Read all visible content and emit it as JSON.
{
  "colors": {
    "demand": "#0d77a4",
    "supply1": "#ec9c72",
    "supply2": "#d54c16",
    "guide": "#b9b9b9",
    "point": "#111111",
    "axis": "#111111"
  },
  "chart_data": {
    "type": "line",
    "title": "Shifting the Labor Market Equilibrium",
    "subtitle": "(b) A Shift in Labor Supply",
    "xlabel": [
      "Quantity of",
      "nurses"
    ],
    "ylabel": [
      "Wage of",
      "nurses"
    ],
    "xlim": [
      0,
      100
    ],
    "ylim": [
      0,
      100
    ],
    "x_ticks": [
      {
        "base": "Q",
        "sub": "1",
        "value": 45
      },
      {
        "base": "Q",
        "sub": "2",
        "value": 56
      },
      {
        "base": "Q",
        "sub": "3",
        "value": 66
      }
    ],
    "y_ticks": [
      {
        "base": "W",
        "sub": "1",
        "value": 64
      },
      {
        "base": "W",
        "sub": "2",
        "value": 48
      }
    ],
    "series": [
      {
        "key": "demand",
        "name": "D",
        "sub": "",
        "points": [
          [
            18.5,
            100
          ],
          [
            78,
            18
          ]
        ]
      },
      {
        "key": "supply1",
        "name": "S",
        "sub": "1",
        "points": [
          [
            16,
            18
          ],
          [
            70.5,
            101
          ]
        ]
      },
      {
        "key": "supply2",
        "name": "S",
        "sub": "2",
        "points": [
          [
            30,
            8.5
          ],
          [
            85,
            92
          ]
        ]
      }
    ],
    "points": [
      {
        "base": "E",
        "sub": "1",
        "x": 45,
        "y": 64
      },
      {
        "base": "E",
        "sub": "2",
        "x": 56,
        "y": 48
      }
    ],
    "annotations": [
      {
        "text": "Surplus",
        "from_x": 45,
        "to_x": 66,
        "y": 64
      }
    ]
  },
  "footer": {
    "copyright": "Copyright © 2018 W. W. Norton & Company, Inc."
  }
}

Problem to work on =
Reproduce all of the entries word for word.

Response to the exercise =
Read all visible content and emit it as JSON.
{
  "colors": {
    "demand": "#0d77a4",
    "supply1": "#ec9c72",
    "supply2": "#d54c16",
    "guide": "#b9b9b9",
    "point": "#111111",
    "axis": "#111111"
  },
  "chart_data": {
    "type": "line",
    "title": "Shifting the Labor Market Equilibrium",
    "subtitle": "(b) A Shift in Labor Supply",
    "xlabel": [
      "Quantity of",
      "nurses"
    ],
    "ylabel": [
      "Wage of",
      "nurses"
    ],
    "xlim": [
      0,
      100
    ],
    "ylim": [
      0,
      100
    ],
    "x_ticks": [
      {
        "base": "Q",
        "sub": "1",
        "value": 45
      },
      {
        "base": "Q",
        "sub": "2",
        "value": 56
      },
      {
        "base": "Q",
        "sub": "3",
        "value": 66
      }
    ],
    "y_ticks": [
      {
        "base": "W",
        "sub": "1",
        "value": 64
      },
      {
        "base": "W",
        "sub": "2",
        "value": 48
      }
    ],
    "series": [
      {
        "key": "demand",
        "name": "D",
        "sub": "",
        "points": [
          [
            18.5,
            100
          ],
          [
            78,
            18
          ]
        ]
      },
      {
        "key": "supply1",
        "name": "S",
        "sub": "1",
        "points": [
          [
            16,
            18
          ],
          [
            70.5,
            101
          ]
        ]
      },
      {
        "key": "supply2",
        "name": "S",
        "sub": "2",
        "points": [
          [
            30,
            8.5
          ],
          [
            85,
            92
          ]
        ]
      }
    ],
    "points": [
      {
        "base": "E",
        "sub": "1",
        "x": 45,
        "y": 64
      },
      {
        "base": "E",
        "sub": "2",
        "x": 56,
        "y": 48
      }
    ],
    "annotations": [
      {
        "text": "Surplus",
        "from_x": 45,
        "to_x": 66,
        "y": 64
      }
    ]
  },
  "footer": {
    "copyright": "Copyright © 2018 W. W. Norton & Company, Inc."
  }
}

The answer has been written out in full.